(Entries taken from a collection)

******************************

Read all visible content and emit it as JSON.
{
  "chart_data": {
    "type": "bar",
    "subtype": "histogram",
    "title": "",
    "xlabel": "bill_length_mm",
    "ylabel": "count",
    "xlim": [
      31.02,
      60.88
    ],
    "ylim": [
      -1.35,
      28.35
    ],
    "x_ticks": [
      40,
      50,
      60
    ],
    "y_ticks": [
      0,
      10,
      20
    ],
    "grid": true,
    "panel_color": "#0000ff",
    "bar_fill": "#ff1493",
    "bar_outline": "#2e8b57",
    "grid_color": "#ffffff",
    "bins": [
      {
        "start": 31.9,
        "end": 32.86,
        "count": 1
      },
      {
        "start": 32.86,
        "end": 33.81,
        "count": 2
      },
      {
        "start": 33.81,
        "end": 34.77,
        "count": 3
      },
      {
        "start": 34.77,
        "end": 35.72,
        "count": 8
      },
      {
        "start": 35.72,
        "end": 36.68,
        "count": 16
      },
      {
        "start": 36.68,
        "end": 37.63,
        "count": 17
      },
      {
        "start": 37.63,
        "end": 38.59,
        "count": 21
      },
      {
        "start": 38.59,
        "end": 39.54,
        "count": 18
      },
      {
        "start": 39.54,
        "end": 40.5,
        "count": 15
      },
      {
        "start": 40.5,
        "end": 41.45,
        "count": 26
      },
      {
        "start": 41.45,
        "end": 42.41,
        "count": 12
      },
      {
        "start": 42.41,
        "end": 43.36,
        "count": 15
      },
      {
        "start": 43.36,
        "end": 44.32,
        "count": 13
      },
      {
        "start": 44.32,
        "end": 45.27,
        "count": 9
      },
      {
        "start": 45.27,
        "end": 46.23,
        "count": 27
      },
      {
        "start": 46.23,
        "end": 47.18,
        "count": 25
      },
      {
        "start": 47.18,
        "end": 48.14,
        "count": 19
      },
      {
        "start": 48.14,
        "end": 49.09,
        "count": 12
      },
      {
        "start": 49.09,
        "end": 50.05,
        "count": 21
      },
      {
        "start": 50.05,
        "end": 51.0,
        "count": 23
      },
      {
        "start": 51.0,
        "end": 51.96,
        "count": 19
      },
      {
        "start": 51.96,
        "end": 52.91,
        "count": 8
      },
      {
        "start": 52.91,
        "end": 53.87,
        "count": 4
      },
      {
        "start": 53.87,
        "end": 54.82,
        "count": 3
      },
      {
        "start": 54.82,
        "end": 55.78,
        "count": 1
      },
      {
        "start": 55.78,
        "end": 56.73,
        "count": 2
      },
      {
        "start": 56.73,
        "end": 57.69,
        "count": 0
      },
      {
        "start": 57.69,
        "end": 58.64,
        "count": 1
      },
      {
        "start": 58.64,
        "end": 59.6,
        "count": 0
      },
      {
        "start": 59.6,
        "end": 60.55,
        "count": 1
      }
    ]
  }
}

******************************

Return each entry from above without altering a single character.

■ **Answer to the problem**
Read all visible content and emit it as JSON.
{
  "chart_data": {
    "type": "bar",
    "subtype": "histogram",
    "title": "",
    "xlabel": "bill_length_mm",
    "ylabel": "count",
    "xlim": [
      31.02,
      60.88
    ],
    "ylim": [
      -1.35,
      28.35
    ],
    "x_ticks": [
      40,
      50,
      60
    ],
    "y_ticks": [
      0,
      10,
      20
    ],
    "grid": true,
    "panel_color": "#0000ff",
    "bar_fill": "#ff1493",
    "bar_outline": "#2e8b57",
    "grid_color": "#ffffff",
    "bins": [
      {
        "start": 31.9,
        "end": 32.86,
        "count": 1
      },
      {
        "start": 32.86,
        "end": 33.81,
        "count": 2
      },
      {
        "start": 33.81,
        "end": 34.77,
        "count": 3
      },
      {
        "start": 34.77,
        "end": 35.72,
        "count": 8
      },
      {
        "start": 35.72,
        "end": 36.68,
        "count": 16
      },
      {
        "start": 36.68,
        "end": 37.63,
        "count": 17
      },
      {
        "start": 37.63,
        "end": 38.59,
        "count": 21
      },
      {
        "start": 38.59,
        "end": 39.54,
        "count": 18
      },
      {
        "start": 39.54,
        "end": 40.5,
        "count": 15
      },
      {
        "start": 40.5,
        "end": 41.45,
        "count": 26
      },
      {
        "start": 41.45,
        "end": 42.41,
        "count": 12
      },
      {
        "start": 42.41,
        "end": 43.36,
        "count": 15
      },
      {
        "start": 43.36,
        "end": 44.32,
        "count": 13
      },
      {
        "start": 44.32,
        "end": 45.27,
        "count": 9
      },
      {
        "start": 45.27,
        "end": 46.23,
        "count": 27
      },
      {
        "start": 46.23,
        "end": 47.18,
        "count": 25
      },
      {
        "start": 47.18,
        "end": 48.14,
        "count": 19
      },
      {
        "start": 48.14,
        "end": 49.09,
        "count": 12
      },
      {
        "start": 49.09,
        "end": 50.05,
        "count": 21
      },
      {
        "start": 50.05,
        "end": 51.0,
        "count": 23
      },
      {
        "start": 51.0,
        "end": 51.96,
        "count": 19
      },
      {
        "start": 51.96,
        "end": 52.91,
        "count": 8
      },
      {
        "start": 52.91,
        "end": 53.87,
        "count": 4
      },
      {
        "start": 53.87,
        "end": 54.82,
        "count": 3
      },
      {
        "start": 54.82,
        "end": 55.78,
        "count": 1
      },
      {
        "start": 55.78,
        "end": 56.73,
        "count": 2
      },
      {
        "start": 56.73,
        "end": 57.69,
        "count": 0
      },
      {
        "start": 57.69,
        "end": 58.64,
        "count": 1
      },
      {
        "start": 58.64,
        "end": 59.6,
        "count": 0
      },
      {
        "start": 59.6,
        "end": 60.55,
        "count": 1
      }
    ]
  }
}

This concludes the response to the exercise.